------ Extract provided ------

Hi,
I've looked at a bunch of things to get a handle on our users, growth, and
what some other Apache projects have for committers and community.
Trafodion is a database project, so I went looking for real data,
everything from participation on our email lists (and new posts there) to
Jira activity to Github forks and pulls and commits. I also monitor some
more fanciful stats, looking for references to Trafodion on Twitter,
stackoverflow, etc.
As far as email list activity goes, I use the data from the mailing list
archive. The user list was very quiet (fewer than 20 emails total from
when Trafodion started incubating through December. That's not very
inviting - our users who drove by to check us out didn't see much activity,
even though there was a lot. So I don't pay too much attention to data in
that range. Our user list has shown a big jump in usage in that period,
slightly cannibalizing the dev list.
Here are the numbers I have for Jan/Feb/March. Sorry for the funky ascii
formatting, but mailing lists don't do attachments and tables very well:
User List:
MON Total Posts Distinct Non-Esgyn
Posters Posters
======================================
JAN2016 19 12 2
FEB2016 291 42 6
MAR2016 126 25 1
Dev List:
MON Total Posts Distinct Non-Esgyn
Posters Posters
======================================
DEC2016 243 29 6
JAN2016 199 24 3
FEB2016 181 24 4
MAR2016 200 31 4
Note that Dec2016 was a release month and the Non-Esgyn posters were mostly
IPMC posters helping guide our release with respect to things like
licensing guidance.
So we're seeing some additional participation but it's still heavily
dominated by Esgyn.
I count distinct posters by email address, so posters that use two
different emails count twice.
We have google analytics on the newly-redesigned website. It shows similar
numbers of hits between new users and returning users, but I'm not sure how
significant that is, since many returning users from Esgyn don't need to
re-hit the website.
Still, data is data, and here's a sample for the period from 29Feb through
today, 29Mar:
Metric New User Returning User Total
========================================
Sessions 885 895 1780
%New Sessions 100% 0% 49.72%
Bounce Rate 60% 48.83% 54.38%
Pages/Session 2.09 2.39 2.24
Avg Session 02:01 02:57 02:29
Duration
And so on.
But one thing I've learned over the years is that numbers are just....

------ Dataset records ------

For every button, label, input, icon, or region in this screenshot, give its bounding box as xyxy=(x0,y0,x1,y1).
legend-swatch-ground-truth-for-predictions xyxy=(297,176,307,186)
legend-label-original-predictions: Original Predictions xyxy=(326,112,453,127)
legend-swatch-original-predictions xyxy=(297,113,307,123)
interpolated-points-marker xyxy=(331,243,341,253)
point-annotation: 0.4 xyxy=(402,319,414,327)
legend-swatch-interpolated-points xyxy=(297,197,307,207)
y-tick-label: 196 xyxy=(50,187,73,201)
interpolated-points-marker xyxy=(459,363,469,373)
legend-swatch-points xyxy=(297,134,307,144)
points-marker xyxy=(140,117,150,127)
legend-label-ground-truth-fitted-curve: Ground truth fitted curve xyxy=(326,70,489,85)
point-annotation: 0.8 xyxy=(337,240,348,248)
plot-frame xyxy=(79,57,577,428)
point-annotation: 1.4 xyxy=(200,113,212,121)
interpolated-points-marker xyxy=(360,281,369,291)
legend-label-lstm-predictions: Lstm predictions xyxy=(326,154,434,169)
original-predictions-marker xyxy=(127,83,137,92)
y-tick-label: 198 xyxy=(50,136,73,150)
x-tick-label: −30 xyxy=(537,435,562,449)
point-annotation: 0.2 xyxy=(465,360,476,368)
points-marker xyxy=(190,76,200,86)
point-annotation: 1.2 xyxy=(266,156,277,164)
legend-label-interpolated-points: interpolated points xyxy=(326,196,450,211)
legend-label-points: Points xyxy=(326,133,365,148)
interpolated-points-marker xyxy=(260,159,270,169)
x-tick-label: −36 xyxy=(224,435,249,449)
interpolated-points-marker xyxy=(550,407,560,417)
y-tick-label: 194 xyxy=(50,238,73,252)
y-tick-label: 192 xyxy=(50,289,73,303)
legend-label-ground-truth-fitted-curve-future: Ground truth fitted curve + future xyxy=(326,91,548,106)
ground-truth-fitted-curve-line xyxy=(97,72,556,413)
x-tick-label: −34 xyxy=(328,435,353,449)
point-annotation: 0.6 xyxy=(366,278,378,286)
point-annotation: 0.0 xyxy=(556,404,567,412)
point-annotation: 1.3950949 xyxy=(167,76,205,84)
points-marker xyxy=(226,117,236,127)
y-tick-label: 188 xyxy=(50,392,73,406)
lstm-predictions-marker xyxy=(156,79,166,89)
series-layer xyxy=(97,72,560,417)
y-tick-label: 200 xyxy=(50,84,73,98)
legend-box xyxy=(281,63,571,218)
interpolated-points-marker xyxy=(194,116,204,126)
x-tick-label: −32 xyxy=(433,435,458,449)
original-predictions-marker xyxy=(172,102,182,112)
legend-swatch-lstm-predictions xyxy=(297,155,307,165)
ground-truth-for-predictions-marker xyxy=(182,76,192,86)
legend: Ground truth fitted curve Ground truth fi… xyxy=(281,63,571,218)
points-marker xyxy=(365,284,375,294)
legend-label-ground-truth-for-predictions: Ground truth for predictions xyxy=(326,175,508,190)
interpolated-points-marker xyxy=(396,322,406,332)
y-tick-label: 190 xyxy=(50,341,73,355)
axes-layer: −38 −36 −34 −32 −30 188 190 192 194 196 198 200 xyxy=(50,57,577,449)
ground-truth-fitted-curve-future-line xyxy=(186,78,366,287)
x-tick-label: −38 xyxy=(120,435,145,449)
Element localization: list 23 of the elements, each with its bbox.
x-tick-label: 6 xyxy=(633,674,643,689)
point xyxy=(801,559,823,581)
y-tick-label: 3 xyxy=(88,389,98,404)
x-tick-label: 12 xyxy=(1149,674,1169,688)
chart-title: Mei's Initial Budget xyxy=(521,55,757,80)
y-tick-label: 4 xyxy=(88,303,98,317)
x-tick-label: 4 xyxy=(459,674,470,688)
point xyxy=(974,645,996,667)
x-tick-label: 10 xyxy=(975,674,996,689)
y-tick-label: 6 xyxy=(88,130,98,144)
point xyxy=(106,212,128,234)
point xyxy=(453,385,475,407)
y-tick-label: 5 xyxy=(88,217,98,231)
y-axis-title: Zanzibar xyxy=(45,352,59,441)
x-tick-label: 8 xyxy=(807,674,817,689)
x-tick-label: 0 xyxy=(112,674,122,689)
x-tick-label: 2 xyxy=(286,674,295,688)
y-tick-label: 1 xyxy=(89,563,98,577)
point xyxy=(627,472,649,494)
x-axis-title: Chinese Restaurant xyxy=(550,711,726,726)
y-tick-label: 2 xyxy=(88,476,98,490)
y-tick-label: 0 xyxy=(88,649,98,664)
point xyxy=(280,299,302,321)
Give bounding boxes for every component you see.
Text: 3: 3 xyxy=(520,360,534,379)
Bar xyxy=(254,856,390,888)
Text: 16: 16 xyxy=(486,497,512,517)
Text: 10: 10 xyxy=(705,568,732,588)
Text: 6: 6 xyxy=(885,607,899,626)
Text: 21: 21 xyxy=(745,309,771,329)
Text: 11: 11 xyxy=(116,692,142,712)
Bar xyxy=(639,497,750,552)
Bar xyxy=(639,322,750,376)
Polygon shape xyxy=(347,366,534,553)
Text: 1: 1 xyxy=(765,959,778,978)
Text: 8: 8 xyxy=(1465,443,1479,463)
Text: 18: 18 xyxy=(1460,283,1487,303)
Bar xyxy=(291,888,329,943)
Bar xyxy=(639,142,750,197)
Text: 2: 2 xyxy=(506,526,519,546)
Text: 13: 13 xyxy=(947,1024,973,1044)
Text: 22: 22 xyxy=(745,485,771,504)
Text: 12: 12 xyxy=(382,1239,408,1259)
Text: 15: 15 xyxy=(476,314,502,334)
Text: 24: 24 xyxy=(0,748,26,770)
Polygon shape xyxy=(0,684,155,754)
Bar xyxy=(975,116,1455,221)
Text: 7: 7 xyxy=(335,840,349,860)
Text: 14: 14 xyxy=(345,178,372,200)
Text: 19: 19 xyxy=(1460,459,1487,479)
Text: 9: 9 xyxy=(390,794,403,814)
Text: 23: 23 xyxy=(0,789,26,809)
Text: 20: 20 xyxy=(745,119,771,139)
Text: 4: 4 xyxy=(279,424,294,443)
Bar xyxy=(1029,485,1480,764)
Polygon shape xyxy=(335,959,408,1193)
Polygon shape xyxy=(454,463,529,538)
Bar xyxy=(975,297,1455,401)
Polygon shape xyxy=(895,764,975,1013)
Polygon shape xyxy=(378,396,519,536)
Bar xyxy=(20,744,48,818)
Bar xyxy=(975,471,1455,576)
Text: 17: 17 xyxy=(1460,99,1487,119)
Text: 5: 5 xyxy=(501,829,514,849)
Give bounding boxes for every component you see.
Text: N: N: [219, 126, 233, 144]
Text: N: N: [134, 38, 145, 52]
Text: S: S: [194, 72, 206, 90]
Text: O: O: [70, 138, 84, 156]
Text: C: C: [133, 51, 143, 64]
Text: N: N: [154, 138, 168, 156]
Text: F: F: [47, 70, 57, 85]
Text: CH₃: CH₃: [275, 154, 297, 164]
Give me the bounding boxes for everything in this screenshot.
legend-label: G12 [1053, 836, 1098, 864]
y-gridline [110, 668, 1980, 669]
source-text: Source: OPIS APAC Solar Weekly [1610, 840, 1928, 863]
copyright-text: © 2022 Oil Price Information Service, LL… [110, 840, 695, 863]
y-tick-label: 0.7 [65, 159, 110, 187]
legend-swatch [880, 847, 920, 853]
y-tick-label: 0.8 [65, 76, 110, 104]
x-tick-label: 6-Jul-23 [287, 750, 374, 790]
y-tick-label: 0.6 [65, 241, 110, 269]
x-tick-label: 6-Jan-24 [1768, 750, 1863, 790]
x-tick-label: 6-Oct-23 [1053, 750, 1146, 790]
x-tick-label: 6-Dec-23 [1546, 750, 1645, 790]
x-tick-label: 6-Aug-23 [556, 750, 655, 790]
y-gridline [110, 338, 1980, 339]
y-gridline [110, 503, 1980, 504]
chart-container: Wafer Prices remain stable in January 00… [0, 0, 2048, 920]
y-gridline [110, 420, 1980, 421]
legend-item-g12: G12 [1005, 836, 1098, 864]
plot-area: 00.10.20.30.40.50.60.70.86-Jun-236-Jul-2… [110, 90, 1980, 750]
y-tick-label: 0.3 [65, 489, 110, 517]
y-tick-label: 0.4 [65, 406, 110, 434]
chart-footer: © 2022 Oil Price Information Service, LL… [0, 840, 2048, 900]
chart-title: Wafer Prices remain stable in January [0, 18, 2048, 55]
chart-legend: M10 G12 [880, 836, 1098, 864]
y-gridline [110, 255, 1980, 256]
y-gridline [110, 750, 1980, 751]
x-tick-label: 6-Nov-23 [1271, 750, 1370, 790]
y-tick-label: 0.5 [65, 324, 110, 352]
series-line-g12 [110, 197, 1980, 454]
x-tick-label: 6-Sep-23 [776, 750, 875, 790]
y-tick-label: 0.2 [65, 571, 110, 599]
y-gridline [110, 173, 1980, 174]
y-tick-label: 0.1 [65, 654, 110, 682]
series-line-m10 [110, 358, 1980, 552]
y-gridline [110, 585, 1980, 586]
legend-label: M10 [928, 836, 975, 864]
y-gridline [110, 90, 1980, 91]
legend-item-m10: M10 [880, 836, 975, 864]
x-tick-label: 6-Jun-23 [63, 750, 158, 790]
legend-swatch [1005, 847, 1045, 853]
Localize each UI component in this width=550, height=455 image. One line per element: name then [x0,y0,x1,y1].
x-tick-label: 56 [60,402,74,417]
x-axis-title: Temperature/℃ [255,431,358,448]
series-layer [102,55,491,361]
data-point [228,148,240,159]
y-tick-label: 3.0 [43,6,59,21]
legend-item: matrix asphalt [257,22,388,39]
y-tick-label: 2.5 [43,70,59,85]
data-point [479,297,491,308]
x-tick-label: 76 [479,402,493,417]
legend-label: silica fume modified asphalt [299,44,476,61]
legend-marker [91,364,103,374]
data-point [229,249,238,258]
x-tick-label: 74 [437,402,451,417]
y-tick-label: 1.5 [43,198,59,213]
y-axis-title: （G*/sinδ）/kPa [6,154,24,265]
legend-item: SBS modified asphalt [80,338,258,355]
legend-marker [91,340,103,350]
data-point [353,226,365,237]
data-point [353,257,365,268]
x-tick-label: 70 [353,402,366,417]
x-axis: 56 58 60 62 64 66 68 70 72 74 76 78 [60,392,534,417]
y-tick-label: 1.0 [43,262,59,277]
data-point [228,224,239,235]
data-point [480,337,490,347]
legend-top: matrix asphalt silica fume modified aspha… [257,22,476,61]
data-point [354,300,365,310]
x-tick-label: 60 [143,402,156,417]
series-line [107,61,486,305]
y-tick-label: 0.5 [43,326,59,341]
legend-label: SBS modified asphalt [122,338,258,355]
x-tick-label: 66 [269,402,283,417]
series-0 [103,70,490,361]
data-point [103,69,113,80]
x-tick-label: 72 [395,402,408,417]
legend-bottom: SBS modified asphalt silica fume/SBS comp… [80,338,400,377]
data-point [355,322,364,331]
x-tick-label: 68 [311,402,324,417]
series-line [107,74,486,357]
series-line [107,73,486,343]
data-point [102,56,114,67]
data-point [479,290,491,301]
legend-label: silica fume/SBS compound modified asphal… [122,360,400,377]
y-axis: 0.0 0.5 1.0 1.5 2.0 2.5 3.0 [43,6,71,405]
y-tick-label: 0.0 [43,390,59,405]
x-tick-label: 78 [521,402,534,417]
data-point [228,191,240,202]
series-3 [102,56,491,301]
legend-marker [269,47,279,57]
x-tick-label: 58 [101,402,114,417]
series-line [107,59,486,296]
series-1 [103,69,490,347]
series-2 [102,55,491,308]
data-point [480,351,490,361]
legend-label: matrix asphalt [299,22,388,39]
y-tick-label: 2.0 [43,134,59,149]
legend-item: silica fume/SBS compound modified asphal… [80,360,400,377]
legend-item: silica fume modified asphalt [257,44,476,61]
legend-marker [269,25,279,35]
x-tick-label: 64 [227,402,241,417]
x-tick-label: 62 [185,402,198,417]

------

Tasks to complete -
1. Translate this sentence from the Trafodion community metrics post into Spanish: "I count distinct posters by email address, so posters that use two different emails count twice."
2. Extend the Trafodion community metrics post past its last line, keeping the same voice.

Responses to the exercise -
1. Cuento los participantes distintos por dirección de correo electrónico, así que quienes usan dos direcciones distintas cuentan dos veces.

2.
numbers. These are nice (and I have plenty more), but the real question
is, "what's a good score?" What's typical for Apache projects for
committer distribution? What's typical for user list activity?
I started with the first question: Where do committers come from and what's
their distribution? I used the Apache committer lists and the websites
that indicated committer affiliation. This wasn't perfect: Some project
don't have committer affiliation; I can't trust others to be perfectly
up-to-date. Further, it doesn't indicate committer activity. Still, it
gives some targets.
After I started, I refined the data a little bit by looking for projects
similar to Trafodion along a couple of possible vectors: data management
or Hadoop/Big Data ecosystem and recently graduated. The latter category
is particularly interesting to me because I would expect more diversity of
committers over time, if only because developers move around.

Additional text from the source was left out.